▶ What to work on:
Examine the material below. Gather every line in which the string "text" appears.

▶ Recorded data:
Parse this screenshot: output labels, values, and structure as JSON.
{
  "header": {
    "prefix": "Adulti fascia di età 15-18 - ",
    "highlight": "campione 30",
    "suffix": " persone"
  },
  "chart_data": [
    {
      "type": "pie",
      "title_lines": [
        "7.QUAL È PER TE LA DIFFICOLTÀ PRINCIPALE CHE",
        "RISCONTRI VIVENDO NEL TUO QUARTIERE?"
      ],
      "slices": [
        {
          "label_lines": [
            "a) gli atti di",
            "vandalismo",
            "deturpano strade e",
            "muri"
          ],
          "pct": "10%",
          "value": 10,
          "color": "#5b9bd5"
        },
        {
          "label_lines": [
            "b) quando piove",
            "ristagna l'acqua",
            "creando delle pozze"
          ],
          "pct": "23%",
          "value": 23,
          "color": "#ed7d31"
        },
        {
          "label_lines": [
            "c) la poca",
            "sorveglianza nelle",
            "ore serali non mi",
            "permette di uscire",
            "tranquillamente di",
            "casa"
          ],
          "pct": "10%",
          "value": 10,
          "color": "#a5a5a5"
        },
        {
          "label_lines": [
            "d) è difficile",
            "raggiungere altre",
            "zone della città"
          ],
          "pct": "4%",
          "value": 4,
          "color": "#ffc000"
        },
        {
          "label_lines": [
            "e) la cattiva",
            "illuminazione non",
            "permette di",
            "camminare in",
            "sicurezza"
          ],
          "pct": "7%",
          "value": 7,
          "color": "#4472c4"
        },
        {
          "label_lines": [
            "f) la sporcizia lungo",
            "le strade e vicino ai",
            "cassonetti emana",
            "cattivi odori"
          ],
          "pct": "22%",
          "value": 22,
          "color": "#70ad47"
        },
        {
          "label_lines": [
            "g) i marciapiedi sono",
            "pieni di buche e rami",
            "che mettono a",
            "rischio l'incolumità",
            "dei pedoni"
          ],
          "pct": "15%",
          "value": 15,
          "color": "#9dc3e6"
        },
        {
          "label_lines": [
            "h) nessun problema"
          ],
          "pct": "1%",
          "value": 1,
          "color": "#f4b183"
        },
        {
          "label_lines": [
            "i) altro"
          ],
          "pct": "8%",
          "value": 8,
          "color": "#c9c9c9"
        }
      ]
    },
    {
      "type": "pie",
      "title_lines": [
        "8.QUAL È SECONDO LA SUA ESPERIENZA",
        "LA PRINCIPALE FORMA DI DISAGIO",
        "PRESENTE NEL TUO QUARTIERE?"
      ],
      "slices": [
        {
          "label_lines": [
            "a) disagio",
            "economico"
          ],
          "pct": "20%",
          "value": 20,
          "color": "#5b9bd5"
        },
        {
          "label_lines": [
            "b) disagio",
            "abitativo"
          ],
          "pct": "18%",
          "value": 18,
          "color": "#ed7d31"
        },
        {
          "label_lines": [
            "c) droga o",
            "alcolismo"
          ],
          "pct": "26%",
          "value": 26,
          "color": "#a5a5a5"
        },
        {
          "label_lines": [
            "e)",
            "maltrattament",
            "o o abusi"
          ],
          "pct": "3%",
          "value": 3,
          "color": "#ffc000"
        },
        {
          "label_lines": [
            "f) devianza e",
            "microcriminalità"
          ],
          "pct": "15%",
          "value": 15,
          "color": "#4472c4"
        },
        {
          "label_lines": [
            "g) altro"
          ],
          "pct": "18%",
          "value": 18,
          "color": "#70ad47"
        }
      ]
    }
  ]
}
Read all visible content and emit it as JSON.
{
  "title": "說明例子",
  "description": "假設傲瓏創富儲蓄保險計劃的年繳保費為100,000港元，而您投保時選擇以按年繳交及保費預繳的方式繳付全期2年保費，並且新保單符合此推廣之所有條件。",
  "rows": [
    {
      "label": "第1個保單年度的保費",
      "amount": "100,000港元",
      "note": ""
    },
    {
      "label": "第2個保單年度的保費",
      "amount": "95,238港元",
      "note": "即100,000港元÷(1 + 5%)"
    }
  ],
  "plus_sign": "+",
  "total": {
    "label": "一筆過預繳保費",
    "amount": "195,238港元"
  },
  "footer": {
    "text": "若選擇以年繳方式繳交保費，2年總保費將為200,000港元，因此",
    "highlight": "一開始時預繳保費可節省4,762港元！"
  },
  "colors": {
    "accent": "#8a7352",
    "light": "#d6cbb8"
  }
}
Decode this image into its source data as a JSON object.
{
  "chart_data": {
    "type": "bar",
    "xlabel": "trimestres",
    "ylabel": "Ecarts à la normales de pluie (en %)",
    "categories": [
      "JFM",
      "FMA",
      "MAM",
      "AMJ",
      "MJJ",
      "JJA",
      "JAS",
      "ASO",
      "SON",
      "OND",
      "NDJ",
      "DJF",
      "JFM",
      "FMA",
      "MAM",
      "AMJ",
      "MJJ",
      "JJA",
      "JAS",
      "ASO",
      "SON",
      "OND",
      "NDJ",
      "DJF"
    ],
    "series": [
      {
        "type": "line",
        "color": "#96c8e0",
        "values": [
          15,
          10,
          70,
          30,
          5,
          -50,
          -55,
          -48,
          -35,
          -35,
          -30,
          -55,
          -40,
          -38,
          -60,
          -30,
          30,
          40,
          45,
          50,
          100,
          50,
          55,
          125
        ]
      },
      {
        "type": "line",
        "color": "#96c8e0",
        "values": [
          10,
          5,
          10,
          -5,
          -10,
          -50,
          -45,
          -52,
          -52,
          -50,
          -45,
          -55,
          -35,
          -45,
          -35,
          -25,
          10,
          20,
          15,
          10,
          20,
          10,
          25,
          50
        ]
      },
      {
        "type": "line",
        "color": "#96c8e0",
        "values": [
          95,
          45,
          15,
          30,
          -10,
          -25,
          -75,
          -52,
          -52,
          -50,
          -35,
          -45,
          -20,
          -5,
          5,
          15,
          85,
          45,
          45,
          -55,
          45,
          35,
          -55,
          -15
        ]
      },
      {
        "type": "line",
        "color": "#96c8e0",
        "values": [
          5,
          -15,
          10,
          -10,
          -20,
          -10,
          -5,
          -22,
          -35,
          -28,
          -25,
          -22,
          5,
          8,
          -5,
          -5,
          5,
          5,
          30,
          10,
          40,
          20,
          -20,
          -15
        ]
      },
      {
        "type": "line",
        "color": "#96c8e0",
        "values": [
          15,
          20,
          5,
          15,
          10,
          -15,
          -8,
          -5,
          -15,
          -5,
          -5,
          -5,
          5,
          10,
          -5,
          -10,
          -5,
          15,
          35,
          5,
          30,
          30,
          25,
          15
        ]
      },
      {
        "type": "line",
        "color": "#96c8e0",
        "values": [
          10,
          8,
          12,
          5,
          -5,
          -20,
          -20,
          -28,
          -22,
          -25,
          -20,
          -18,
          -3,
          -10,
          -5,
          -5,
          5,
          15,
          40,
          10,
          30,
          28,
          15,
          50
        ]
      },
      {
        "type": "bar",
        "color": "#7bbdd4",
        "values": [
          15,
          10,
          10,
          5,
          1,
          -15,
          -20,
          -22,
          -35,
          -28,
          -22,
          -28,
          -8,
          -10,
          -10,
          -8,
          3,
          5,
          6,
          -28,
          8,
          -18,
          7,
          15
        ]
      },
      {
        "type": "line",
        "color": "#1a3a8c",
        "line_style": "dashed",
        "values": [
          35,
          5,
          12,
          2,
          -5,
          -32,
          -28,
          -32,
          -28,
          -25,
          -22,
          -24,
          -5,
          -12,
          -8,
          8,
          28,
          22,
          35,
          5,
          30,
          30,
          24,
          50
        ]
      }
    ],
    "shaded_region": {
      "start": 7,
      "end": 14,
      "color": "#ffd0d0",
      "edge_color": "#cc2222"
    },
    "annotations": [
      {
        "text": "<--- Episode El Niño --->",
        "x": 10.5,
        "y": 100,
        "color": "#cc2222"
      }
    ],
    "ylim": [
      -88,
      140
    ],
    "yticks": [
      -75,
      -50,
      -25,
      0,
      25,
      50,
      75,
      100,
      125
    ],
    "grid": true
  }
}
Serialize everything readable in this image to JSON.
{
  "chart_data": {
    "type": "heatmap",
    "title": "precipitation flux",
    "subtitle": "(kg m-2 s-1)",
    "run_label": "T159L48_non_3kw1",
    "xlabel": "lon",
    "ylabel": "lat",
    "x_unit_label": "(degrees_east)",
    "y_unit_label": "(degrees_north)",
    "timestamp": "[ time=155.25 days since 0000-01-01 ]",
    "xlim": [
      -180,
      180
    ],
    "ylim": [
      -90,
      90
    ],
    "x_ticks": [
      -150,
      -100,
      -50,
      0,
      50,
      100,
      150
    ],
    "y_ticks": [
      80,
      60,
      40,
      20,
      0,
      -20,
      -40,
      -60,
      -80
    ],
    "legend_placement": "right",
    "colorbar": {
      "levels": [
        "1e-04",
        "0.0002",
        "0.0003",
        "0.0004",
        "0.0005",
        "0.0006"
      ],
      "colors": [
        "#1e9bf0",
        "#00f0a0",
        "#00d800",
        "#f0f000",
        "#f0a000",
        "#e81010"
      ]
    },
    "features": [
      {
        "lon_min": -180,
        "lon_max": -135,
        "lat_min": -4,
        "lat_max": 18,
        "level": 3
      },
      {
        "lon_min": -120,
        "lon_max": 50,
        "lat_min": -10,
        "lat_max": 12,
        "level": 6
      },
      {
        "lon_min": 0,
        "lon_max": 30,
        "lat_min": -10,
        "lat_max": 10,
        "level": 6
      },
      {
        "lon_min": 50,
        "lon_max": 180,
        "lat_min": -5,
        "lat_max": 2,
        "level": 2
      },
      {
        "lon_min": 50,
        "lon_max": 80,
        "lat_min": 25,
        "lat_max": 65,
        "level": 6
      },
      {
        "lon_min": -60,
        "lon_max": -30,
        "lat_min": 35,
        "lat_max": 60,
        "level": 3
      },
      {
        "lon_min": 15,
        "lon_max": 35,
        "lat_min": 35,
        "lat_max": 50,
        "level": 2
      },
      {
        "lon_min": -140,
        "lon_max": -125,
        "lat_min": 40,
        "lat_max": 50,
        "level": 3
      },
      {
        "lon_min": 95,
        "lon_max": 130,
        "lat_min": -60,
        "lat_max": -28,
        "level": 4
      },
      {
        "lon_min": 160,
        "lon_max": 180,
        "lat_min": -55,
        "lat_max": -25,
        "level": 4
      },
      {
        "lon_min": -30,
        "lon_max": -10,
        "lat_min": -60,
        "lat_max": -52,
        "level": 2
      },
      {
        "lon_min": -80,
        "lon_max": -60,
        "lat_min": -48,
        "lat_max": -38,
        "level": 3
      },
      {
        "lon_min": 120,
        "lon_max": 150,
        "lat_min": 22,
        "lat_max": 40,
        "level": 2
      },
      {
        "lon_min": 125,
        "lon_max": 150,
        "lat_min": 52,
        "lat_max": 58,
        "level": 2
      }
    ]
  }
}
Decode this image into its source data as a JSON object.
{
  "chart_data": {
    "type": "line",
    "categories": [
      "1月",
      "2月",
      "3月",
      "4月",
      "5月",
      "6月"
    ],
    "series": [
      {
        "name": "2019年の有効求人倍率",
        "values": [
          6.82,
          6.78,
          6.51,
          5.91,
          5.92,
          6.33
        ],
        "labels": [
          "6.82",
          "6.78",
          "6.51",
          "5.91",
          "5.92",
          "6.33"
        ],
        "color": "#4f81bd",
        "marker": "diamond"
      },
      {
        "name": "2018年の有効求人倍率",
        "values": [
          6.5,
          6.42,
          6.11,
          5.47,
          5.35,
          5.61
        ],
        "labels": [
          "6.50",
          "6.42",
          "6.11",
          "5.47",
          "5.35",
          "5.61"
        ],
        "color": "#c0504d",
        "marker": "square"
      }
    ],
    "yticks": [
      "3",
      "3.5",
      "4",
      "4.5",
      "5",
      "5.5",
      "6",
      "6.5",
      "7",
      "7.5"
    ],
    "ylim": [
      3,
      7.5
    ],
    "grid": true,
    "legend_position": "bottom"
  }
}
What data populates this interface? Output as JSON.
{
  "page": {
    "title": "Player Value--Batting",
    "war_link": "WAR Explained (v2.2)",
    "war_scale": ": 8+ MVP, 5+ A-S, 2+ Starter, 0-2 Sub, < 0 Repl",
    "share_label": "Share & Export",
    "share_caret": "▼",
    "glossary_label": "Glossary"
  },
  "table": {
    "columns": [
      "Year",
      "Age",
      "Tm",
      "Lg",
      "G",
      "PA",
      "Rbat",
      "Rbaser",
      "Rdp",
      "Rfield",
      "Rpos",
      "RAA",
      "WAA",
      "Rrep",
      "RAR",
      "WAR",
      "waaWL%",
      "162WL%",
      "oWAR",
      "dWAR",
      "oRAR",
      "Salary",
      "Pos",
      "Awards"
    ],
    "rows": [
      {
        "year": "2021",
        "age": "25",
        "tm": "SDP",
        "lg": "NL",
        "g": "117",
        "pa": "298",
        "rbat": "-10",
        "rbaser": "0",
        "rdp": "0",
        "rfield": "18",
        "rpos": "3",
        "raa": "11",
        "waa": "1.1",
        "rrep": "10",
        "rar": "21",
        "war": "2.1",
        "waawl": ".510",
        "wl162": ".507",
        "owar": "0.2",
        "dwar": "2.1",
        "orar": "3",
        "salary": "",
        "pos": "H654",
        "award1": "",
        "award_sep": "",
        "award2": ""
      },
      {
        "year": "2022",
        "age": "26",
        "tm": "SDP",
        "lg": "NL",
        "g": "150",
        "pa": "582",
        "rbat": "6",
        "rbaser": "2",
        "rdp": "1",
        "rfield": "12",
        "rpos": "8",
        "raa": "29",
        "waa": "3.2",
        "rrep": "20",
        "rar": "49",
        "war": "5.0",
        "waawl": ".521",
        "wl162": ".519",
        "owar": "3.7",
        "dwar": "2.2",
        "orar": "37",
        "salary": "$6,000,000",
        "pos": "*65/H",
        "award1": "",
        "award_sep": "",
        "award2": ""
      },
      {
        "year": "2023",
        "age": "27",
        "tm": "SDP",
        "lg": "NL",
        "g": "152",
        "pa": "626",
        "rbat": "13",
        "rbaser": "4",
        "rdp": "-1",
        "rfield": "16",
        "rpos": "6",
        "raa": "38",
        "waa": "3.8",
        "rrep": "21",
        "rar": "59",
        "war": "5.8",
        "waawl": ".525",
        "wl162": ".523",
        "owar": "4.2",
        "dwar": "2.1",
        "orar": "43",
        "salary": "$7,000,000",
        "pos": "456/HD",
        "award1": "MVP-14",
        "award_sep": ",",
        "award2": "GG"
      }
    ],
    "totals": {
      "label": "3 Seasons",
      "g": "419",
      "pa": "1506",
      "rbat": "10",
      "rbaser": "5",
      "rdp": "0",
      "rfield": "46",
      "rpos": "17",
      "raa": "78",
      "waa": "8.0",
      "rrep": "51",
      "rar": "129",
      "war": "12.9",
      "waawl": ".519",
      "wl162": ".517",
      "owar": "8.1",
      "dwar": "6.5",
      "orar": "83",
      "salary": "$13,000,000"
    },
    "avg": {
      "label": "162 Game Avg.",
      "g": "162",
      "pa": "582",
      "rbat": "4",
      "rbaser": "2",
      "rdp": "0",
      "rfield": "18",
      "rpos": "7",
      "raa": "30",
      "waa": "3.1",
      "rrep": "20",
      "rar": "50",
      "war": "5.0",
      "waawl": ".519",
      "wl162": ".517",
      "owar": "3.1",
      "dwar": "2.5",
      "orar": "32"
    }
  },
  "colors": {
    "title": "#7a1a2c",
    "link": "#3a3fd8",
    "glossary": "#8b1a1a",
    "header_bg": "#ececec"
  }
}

▶ Response to this task:
    "text": "若選擇以年繳方式繳交保費，2年總保費將為200,000港元，因此",
        "text": "<--- Episode El Niño --->",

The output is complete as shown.